■ Short problem
Reproduce every line in the listing that contains the word "title".

:::

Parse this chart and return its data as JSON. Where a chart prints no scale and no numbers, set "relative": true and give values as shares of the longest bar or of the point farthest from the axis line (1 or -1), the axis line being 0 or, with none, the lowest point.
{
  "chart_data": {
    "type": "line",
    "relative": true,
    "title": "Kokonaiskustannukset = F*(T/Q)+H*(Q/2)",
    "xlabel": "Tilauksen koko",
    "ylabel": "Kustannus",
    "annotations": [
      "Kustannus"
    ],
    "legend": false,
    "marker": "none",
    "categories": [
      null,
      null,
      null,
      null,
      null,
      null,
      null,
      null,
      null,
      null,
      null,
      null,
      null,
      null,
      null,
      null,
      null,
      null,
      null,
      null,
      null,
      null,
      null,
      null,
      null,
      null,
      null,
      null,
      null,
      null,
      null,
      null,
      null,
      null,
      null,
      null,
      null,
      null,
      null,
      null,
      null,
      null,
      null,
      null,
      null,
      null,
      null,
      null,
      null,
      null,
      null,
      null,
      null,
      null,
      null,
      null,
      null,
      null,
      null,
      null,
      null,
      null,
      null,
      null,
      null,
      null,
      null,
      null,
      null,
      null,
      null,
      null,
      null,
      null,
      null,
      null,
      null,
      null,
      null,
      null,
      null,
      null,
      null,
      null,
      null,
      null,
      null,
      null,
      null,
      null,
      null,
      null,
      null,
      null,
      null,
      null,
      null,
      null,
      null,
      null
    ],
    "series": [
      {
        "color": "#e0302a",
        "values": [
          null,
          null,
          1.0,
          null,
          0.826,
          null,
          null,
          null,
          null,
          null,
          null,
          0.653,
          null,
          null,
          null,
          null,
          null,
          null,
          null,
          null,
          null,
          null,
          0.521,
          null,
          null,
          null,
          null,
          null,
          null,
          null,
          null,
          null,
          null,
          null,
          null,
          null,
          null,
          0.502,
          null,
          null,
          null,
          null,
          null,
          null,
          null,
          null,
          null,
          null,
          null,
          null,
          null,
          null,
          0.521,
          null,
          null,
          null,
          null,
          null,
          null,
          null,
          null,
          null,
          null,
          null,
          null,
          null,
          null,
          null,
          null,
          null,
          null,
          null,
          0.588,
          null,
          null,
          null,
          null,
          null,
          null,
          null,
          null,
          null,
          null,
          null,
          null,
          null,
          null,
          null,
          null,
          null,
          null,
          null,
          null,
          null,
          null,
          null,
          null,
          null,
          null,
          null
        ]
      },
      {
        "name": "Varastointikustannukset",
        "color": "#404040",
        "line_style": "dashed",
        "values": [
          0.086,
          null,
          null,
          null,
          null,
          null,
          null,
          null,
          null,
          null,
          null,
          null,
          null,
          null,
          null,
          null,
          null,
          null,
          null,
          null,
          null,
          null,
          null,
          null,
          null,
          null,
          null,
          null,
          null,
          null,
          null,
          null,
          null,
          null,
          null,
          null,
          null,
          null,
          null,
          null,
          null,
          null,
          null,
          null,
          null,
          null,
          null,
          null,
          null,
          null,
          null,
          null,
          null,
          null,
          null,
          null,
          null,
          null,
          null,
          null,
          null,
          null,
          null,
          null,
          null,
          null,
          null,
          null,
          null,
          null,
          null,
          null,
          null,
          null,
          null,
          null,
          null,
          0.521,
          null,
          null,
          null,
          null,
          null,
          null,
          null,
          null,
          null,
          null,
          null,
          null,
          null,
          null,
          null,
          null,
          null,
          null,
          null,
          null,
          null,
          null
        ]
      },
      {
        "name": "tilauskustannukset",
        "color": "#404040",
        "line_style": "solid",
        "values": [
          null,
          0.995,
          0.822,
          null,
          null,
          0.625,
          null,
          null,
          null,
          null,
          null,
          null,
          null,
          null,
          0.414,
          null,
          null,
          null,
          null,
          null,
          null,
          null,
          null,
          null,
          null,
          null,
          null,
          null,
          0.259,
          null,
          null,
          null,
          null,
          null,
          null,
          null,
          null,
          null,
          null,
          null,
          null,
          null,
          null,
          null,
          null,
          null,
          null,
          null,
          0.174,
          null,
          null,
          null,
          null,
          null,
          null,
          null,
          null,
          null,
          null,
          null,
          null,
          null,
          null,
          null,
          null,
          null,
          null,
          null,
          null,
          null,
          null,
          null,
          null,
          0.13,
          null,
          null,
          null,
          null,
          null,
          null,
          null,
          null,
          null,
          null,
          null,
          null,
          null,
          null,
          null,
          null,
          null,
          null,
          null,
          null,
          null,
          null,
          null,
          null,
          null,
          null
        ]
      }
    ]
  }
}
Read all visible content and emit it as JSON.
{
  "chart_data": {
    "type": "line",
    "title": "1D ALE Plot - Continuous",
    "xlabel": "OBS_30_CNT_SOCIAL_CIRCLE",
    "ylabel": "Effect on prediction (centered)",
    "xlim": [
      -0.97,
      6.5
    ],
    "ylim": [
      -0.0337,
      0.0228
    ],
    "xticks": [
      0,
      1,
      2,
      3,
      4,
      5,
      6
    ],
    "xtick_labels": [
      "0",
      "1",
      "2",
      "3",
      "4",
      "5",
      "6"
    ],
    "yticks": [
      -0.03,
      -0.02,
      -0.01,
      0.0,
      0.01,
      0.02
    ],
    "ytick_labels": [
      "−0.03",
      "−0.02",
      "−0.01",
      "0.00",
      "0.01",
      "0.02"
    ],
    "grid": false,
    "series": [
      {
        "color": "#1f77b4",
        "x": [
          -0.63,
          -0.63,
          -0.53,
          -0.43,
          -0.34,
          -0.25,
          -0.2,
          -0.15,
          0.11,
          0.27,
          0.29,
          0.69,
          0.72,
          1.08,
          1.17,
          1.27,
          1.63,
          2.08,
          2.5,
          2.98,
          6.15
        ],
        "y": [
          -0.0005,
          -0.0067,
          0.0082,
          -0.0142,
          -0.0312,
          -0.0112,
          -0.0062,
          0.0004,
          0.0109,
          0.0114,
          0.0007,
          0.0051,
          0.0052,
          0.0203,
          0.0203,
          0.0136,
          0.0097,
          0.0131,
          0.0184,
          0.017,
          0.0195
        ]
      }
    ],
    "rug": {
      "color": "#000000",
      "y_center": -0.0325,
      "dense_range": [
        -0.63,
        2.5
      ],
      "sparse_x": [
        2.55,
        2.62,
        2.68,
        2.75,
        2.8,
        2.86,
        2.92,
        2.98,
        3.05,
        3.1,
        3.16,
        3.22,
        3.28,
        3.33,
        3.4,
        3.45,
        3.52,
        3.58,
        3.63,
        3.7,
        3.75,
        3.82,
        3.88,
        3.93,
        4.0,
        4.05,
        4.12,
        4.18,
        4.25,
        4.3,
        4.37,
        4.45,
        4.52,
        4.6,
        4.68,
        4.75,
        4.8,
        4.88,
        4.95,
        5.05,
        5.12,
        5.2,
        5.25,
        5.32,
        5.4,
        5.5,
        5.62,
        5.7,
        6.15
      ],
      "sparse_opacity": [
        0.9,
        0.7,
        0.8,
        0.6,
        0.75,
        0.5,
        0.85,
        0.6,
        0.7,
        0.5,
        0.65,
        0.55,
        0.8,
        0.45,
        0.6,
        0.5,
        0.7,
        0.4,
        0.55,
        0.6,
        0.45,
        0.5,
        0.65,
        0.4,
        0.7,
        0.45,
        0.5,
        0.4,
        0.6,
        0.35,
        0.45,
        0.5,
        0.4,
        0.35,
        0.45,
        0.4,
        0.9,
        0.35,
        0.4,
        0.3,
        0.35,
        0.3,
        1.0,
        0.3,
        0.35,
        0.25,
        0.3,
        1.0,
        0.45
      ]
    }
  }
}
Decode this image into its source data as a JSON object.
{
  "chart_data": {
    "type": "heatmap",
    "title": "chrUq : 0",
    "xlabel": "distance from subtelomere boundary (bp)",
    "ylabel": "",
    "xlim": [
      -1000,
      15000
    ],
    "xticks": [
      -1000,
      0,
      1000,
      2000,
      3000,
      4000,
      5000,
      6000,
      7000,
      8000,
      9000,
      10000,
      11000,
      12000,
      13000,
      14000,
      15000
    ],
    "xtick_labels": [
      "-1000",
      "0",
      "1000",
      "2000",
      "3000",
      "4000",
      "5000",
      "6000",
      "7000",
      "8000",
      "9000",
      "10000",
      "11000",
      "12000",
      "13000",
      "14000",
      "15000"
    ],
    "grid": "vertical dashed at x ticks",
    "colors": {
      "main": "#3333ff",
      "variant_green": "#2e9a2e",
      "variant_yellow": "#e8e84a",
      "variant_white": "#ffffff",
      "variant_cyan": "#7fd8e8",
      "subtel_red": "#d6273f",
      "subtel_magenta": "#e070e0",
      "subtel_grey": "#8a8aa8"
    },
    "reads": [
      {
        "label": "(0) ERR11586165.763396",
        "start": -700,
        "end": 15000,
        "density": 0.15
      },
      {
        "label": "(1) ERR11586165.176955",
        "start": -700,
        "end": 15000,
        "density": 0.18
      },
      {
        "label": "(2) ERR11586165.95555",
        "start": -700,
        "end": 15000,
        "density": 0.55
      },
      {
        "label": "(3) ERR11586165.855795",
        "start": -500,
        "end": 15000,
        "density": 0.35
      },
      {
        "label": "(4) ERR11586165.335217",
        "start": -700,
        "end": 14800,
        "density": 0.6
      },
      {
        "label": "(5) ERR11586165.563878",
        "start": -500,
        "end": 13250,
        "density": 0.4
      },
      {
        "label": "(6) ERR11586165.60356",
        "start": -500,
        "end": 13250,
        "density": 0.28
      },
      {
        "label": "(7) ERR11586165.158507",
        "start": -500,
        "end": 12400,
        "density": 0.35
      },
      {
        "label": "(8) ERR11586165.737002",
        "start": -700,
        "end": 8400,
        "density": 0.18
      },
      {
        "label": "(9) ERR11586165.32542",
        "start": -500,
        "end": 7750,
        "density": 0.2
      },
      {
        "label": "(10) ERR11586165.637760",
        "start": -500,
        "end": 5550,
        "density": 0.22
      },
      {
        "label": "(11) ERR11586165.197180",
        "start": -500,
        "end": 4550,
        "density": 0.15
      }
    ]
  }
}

:::

■ Answer below
    "title": "Kokonaiskustannukset = F*(T/Q)+H*(Q/2)",
    "title": "1D ALE Plot - Continuous",
    "title": "chrUq : 0",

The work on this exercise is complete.